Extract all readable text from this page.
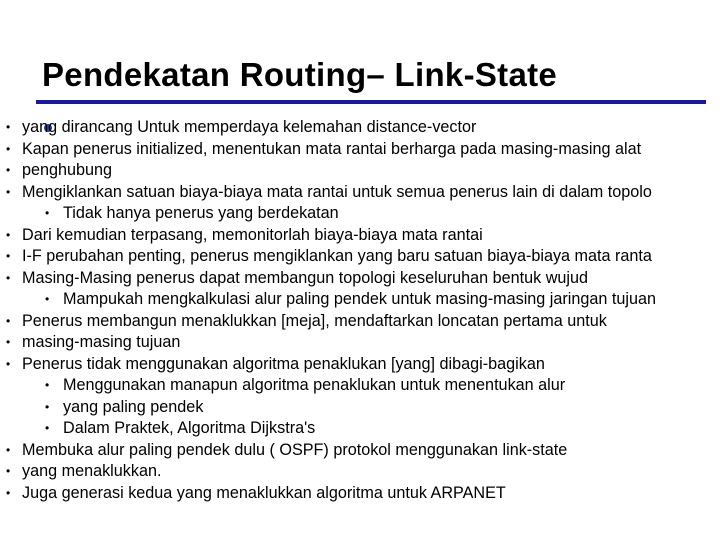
Pendekatan Routing– Link-State
• yang dirancang Untuk memperdaya kelemahan distance-vector
• Kapan penerus initialized, menentukan mata rantai berharga pada masing-masing alat
• penghubung
• Mengiklankan satuan biaya-biaya mata rantai untuk semua penerus lain di dalam topolo
• Tidak hanya penerus yang berdekatan
• Dari kemudian terpasang, memonitorlah biaya-biaya mata rantai
• I-F perubahan penting, penerus mengiklankan yang baru satuan biaya-biaya mata ranta
• Masing-Masing penerus dapat membangun topologi keseluruhan bentuk wujud
• Mampukah mengkalkulasi alur paling pendek untuk masing-masing jaringan tujuan
• Penerus membangun menaklukkan [meja], mendaftarkan loncatan pertama untuk
• masing-masing tujuan
• Penerus tidak menggunakan algoritma penaklukan [yang] dibagi-bagikan
• Menggunakan manapun algoritma penaklukan untuk menentukan alur
• yang paling pendek
• Dalam Praktek, Algoritma Dijkstra's
• Membuka alur paling pendek dulu ( OSPF) protokol menggunakan link-state
• yang menaklukkan.
• Juga generasi kedua yang menaklukkan algoritma untuk ARPANET
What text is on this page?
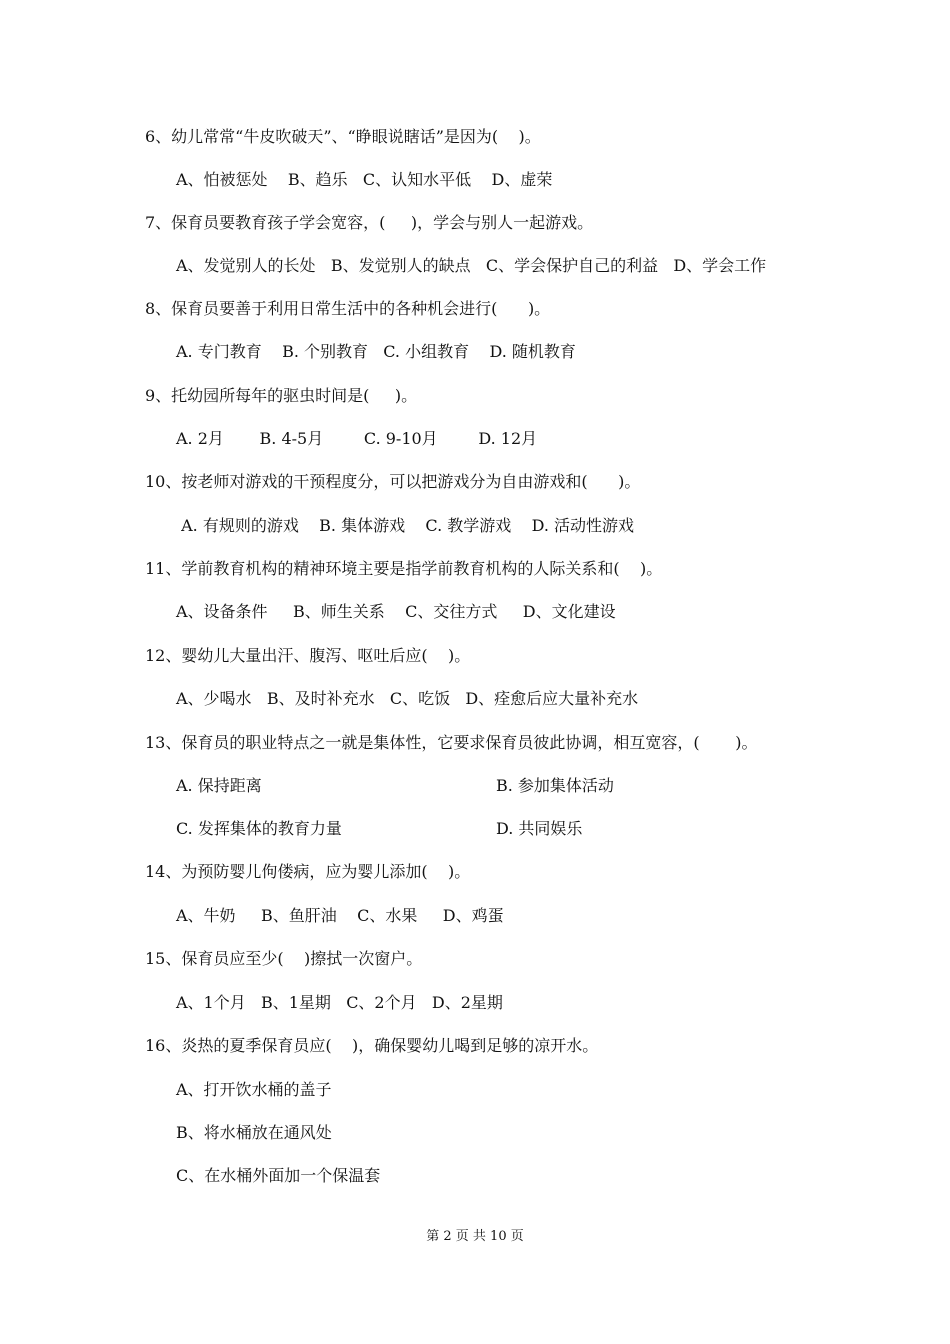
6、幼儿常常“牛皮吹破天”、“睁眼说瞎话”是因为(    )。
A、怕被惩处    B、趋乐   C、认知水平低    D、虚荣
7、保育员要教育孩子学会宽容，(     )，学会与别人一起游戏。
A、发觉别人的长处   B、发觉别人的缺点   C、学会保护自己的利益   D、学会工作
8、保育员要善于利用日常生活中的各种机会进行(      )。
A. 专门教育    B. 个别教育   C. 小组教育    D. 随机教育
9、托幼园所每年的驱虫时间是(     )。
A. 2月       B. 4-5月        C. 9-10月        D. 12月
10、按老师对游戏的干预程度分，可以把游戏分为自由游戏和(      )。
A. 有规则的游戏    B. 集体游戏    C. 教学游戏    D. 活动性游戏
11、学前教育机构的精神环境主要是指学前教育机构的人际关系和(    )。
A、设备条件     B、师生关系    C、交往方式     D、文化建设
12、婴幼儿大量出汗、腹泻、呕吐后应(    )。
A、少喝水   B、及时补充水   C、吃饭   D、痊愈后应大量补充水
13、保育员的职业特点之一就是集体性，它要求保育员彼此协调，相互宽容，(       )。
A. 保持距离	B. 参加集体活动
C. 发挥集体的教育力量	D. 共同娱乐
14、为预防婴儿佝偻病，应为婴儿添加(    )。
A、牛奶     B、鱼肝油    C、水果     D、鸡蛋
15、保育员应至少(    )擦拭一次窗户。
A、1个月   B、1星期   C、2个月   D、2星期
16、炎热的夏季保育员应(    )，确保婴幼儿喝到足够的凉开水。
A、打开饮水桶的盖子
B、将水桶放在通风处
C、在水桶外面加一个保温套
第 2 页 共 10 页
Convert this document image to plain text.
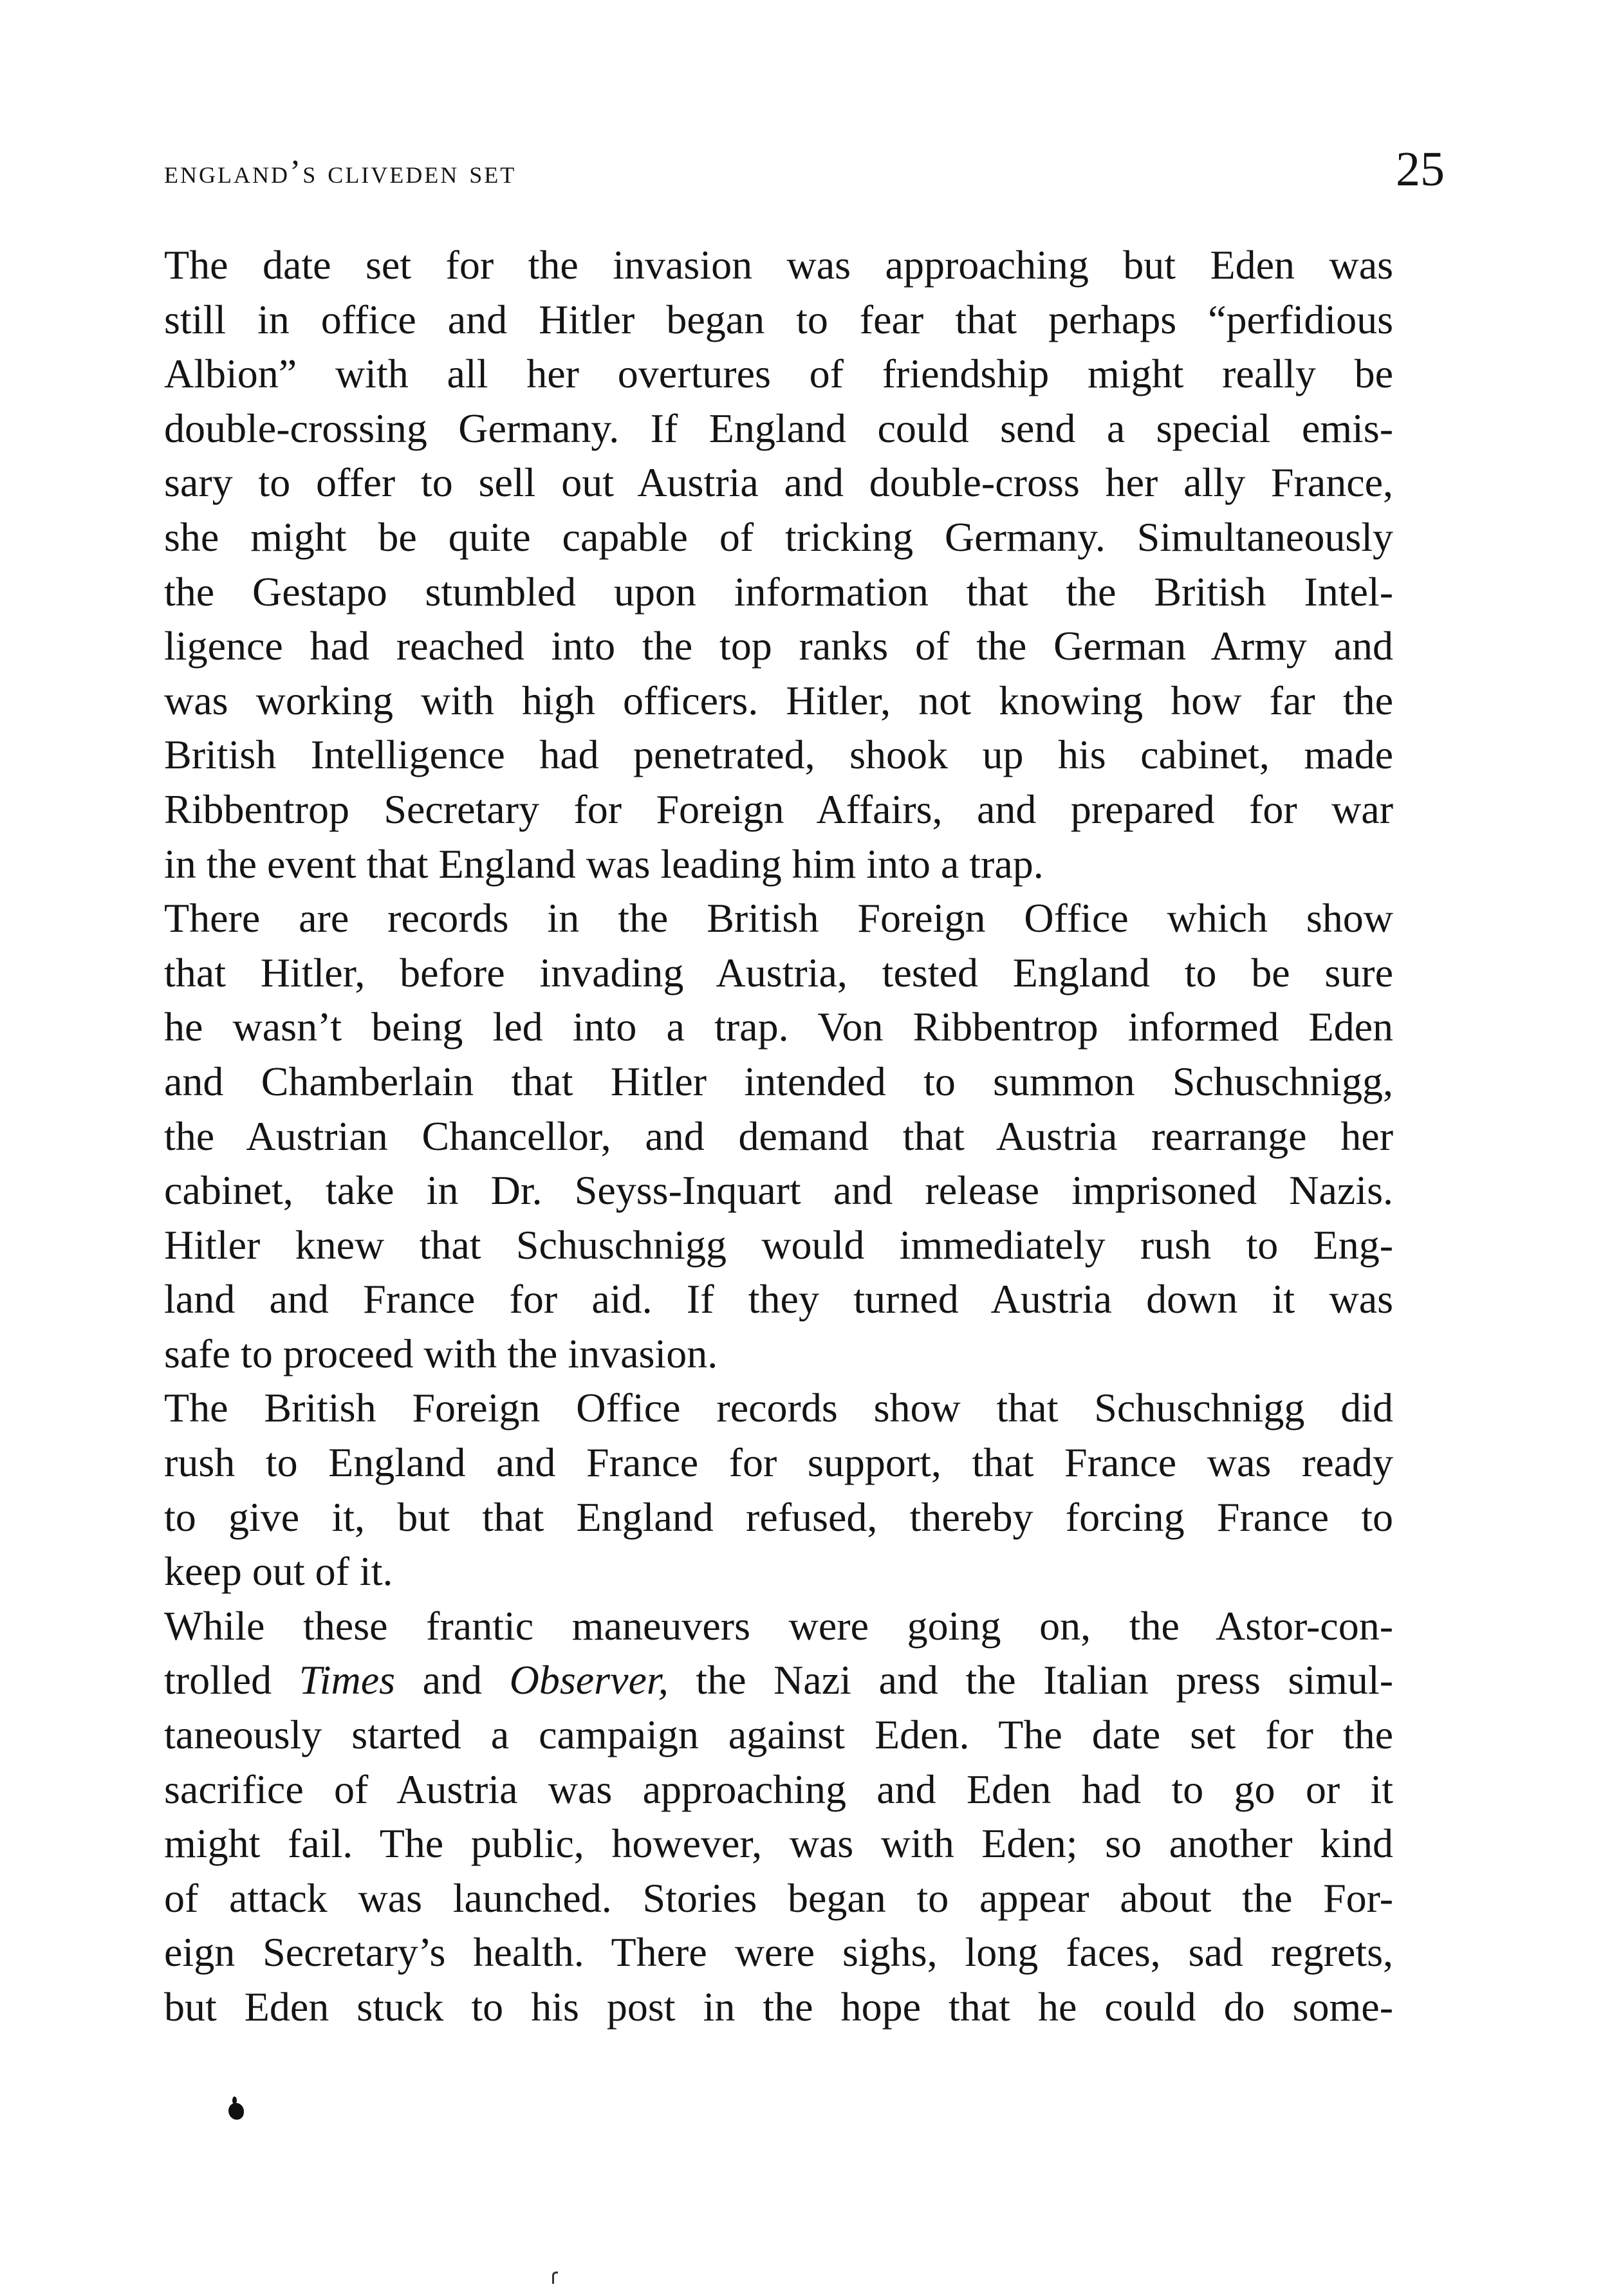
england’s cliveden set	25

The date set for the invasion was approaching but Eden was
still in office and Hitler began to fear that perhaps “perfidious
Albion” with all her overtures of friendship might really be
double-crossing Germany. If England could send a special emis-
sary to offer to sell out Austria and double-cross her ally France,
she might be quite capable of tricking Germany. Simultaneously
the Gestapo stumbled upon information that the British Intel-
ligence had reached into the top ranks of the German Army and
was working with high officers. Hitler, not knowing how far the
British Intelligence had penetrated, shook up his cabinet, made
Ribbentrop Secretary for Foreign Affairs, and prepared for war
in the event that England was leading him into a trap.

There are records in the British Foreign Office which show
that Hitler, before invading Austria, tested England to be sure
he wasn’t being led into a trap. Von Ribbentrop informed Eden
and Chamberlain that Hitler intended to summon Schuschnigg,
the Austrian Chancellor, and demand that Austria rearrange her
cabinet, take in Dr. Seyss-Inquart and release imprisoned Nazis.
Hitler knew that Schuschnigg would immediately rush to Eng-
land and France for aid. If they turned Austria down it was
safe to proceed with the invasion.

The British Foreign Office records show that Schuschnigg did
rush to England and France for support, that France was ready
to give it, but that England refused, thereby forcing France to
keep out of it.

While these frantic maneuvers were going on, the Astor-con-
trolled Times and Observer, the Nazi and the Italian press simul-
taneously started a campaign against Eden. The date set for the
sacrifice of Austria was approaching and Eden had to go or it
might fail. The public, however, was with Eden; so another kind
of attack was launched. Stories began to appear about the For-
eign Secretary’s health. There were sighs, long faces, sad regrets,
but Eden stuck to his post in the hope that he could do some-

------------------------------------------------------------

Copy every line above in which the string "France" shows up.

sary to offer to sell out Austria and double-cross her ally France,
land and France for aid. If they turned Austria down it was
rush to England and France for support, that France was ready
to give it, but that England refused, thereby forcing France to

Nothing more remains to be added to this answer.